** TEXT PROVIDED **

-----

But at the time, it was basically a colony of apartheid South Africa. And that's a weird
background, just because if you know the history, so obviously, apartheid, the politics of apartheid
are something that you would live day to day if you're a white person working there.
But also back then, we were talking about the mid 70s, South Africa was frantically trying to get nuclear weapons.
And because it wanted to stop, it was worried about losing its position in the world. And so being like working in that industry at that time is definitely
going to mean buying in to some politics that I think most of us nowadays would see pretty harshly.
And I think when Thiel got to Stanford and starts this conservative newspaper, I think there's a,
there's probably a sense that, you know, a bit of a, a bit of a a like a rude awakening to the politics of a university campus where at the time
there was this big movement uh big anti-apartheid movement and running into that coming from a
family where you know your dad worked within those circumstances i think would be would would lead to
some to to some upheaval and it did and he became this conservative firebrand at Stanford. He convinced that Stanford and really all colleges were these bastions of liberal intolerance.
And that became the key to the book I mentioned called The Diversity Myth, which kind of established
Thiel as a kind of this young right-wing firebrand.
It's an identity that he left as he became an investor, but obviously never really went
away and also connected him to all these other firebrand types.

-----

** WHAT YOU NEED TO DO **
• 1. Using the passage about Thiel, answer these:
(a) What was South Africa frantically trying to get in the mid 70s?
(b) What kind of newspaper did Thiel start at Stanford?
(c) What is the title of the book that established Thiel as a young right-wing firebrand?
• 2. Pick up the passage about Thiel after its final sentence and write the next few lines in the same spoken style.

-----

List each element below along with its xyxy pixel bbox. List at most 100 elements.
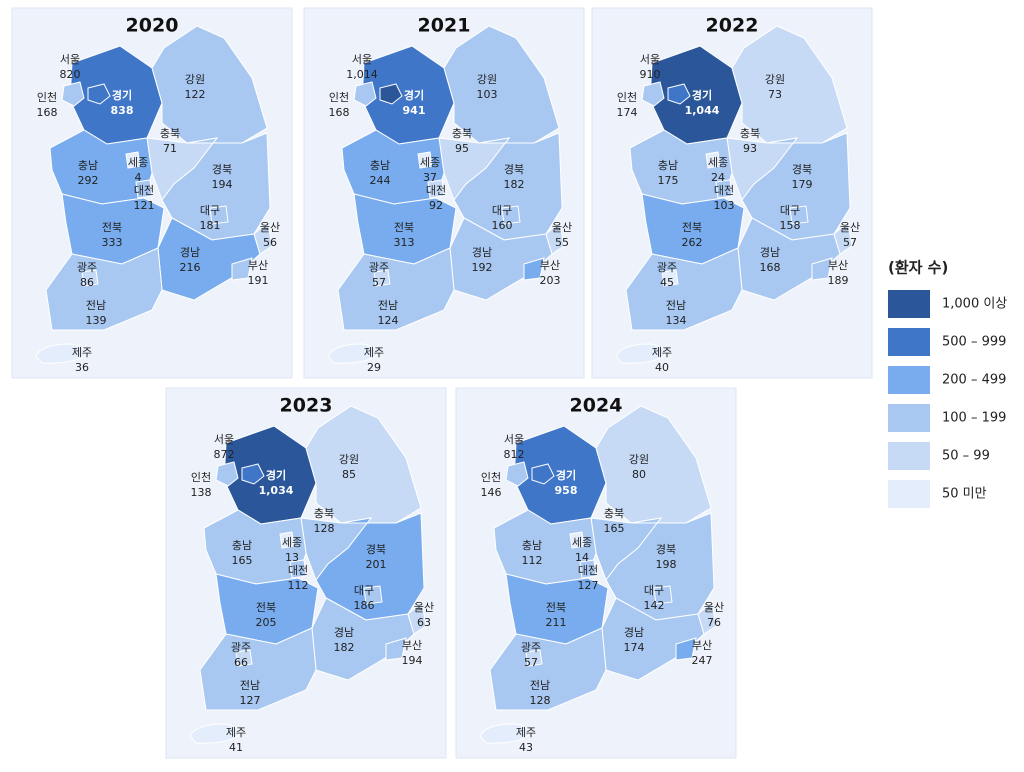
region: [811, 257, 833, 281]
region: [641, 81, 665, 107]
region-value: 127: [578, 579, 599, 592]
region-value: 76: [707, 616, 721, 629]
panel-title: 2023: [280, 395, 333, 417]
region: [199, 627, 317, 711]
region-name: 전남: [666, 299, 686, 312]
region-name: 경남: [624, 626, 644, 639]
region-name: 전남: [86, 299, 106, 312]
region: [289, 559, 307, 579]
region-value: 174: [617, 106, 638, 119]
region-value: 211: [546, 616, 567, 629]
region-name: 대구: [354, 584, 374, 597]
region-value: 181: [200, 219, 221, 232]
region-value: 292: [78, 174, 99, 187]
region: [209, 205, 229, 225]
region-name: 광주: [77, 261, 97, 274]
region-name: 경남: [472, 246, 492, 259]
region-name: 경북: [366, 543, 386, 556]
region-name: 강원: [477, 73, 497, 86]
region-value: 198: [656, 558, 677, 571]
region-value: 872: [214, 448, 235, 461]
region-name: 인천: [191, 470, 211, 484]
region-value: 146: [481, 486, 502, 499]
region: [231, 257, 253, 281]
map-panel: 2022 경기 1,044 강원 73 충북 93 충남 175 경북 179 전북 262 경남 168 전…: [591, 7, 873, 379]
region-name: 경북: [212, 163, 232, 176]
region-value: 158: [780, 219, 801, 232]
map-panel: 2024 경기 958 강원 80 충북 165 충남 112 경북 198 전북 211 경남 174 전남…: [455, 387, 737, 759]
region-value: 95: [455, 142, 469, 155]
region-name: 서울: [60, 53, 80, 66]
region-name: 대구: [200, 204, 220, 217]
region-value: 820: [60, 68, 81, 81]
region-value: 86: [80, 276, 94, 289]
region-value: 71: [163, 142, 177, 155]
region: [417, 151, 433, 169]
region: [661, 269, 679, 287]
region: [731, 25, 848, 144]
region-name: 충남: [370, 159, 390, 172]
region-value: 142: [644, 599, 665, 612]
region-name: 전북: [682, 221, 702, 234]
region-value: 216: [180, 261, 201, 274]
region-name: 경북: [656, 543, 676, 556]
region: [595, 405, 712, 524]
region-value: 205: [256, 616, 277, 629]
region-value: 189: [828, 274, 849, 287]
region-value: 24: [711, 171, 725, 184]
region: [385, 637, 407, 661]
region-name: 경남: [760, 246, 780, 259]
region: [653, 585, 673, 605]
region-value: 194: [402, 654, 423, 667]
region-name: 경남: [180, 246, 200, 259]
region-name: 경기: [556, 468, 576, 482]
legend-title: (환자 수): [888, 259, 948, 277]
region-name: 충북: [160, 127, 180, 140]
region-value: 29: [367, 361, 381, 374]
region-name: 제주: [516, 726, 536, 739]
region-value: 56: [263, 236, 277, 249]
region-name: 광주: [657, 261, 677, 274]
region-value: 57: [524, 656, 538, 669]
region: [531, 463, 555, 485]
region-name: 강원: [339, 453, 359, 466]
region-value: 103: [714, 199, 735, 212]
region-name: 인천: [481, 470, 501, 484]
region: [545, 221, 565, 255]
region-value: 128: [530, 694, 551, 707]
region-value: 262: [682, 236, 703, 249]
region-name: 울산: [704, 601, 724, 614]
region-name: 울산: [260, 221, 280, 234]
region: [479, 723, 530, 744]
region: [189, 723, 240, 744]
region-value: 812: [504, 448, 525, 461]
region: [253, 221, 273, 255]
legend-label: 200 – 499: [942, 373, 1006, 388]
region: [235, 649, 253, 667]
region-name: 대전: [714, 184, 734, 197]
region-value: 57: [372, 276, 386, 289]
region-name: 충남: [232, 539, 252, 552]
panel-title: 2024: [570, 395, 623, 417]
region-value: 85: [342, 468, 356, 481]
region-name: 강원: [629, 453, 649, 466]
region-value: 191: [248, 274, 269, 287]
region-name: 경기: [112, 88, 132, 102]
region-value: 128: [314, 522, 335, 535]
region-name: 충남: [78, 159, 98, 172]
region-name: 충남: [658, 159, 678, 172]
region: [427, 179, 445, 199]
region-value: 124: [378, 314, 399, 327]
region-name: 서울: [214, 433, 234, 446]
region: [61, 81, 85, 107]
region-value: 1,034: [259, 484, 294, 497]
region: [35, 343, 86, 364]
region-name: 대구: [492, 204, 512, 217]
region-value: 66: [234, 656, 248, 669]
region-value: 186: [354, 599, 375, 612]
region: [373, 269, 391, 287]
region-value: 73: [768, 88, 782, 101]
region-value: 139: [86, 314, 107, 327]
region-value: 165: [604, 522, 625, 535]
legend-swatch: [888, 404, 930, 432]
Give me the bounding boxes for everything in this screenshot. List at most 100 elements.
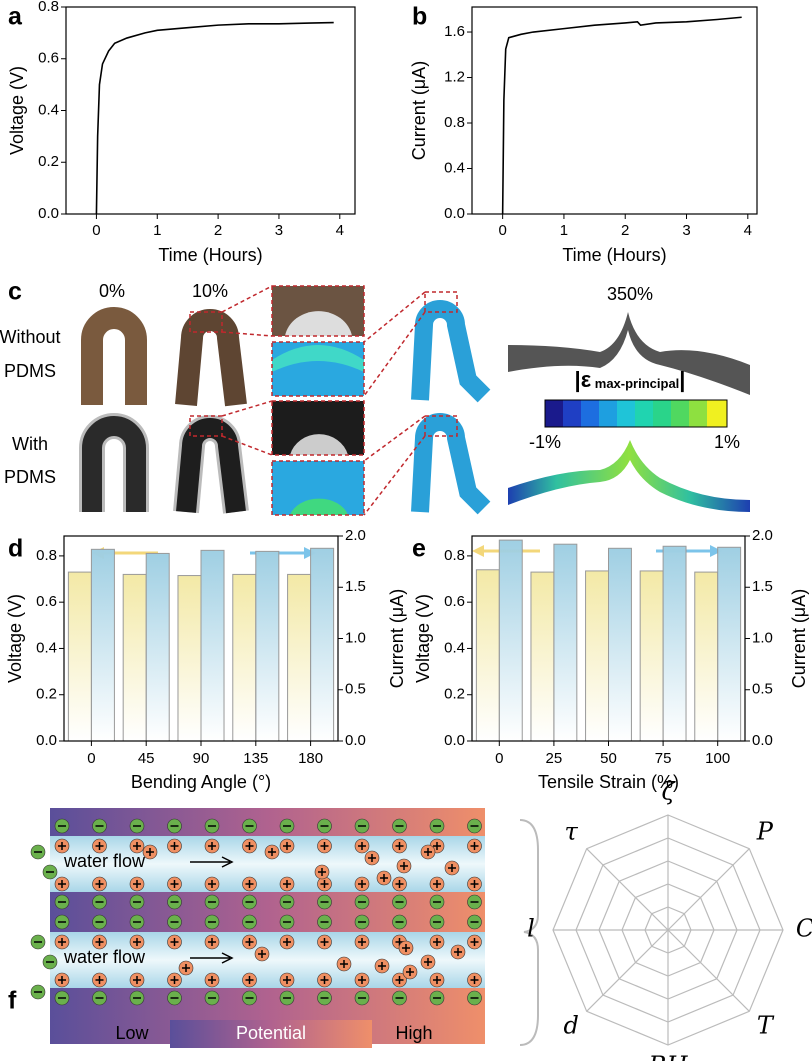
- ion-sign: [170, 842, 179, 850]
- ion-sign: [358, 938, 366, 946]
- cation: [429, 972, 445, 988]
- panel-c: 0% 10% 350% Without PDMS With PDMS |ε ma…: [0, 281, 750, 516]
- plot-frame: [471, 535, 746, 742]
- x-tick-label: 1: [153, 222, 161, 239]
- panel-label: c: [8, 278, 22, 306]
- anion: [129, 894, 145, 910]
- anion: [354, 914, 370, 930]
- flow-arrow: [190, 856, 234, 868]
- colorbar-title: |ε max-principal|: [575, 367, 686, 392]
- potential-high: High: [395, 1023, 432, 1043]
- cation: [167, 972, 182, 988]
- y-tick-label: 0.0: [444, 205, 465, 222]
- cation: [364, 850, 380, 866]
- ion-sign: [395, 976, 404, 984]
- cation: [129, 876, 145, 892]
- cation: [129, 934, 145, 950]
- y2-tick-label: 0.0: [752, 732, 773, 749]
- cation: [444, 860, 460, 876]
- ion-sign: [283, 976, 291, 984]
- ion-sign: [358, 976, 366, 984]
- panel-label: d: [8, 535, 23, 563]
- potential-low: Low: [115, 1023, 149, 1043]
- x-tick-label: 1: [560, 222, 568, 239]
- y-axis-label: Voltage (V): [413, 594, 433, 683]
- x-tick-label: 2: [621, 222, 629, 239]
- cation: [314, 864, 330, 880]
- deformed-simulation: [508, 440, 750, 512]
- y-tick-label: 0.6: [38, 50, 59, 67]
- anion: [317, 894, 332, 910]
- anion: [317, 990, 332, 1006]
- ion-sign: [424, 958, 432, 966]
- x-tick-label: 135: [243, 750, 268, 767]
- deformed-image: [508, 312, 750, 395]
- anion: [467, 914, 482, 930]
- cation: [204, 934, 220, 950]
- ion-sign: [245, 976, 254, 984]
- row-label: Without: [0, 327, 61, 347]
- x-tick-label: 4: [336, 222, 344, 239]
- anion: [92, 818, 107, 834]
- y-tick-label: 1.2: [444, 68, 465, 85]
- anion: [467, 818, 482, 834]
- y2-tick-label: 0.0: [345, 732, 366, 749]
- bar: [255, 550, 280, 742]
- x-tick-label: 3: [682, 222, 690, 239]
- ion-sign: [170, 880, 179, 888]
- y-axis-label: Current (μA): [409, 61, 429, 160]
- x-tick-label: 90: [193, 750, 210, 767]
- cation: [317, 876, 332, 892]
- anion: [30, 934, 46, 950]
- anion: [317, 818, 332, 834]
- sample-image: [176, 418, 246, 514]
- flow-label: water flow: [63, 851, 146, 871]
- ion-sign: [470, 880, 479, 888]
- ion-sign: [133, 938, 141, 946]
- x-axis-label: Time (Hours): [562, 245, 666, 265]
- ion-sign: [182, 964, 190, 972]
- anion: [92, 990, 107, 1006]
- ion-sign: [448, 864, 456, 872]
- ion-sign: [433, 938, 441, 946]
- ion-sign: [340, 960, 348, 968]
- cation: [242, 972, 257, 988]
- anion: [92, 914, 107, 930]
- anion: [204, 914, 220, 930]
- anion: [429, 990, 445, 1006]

-----

** ANSWERS FOR THIS EXERCISE **
• 1.
(a) Nuclear weapons.
(b) A conservative newspaper.
(c) The Diversity Myth.

• 2.
And I think that – I talked to a lot of former PayPal people, and they talked about the way that they all felt like they were part of this kind of tribe, us against the world.
And that's powerful, right?
That's like – people tend to – especially in Silicon Valley, they tend to fetishize this team of rivals.
It's really good.
If you have a lot of different perspectives, that's going to be good.
And it is, of course.
And I think there are limits, and Teal has often run into those limits of conformity.
But obviously, conformity, loyalty, those things can create their own momentum.
And I think that's one thing that if you look at Teal's Rise, that's one thing that's different and unique about it. It's like it cuts against a lot of the kind of norm tropes that maybe read like business books,
or this is what you should do, because Teal often does the exact opposite. And sometimes it works,
sometimes it doesn't work, but it's always pretty interesting.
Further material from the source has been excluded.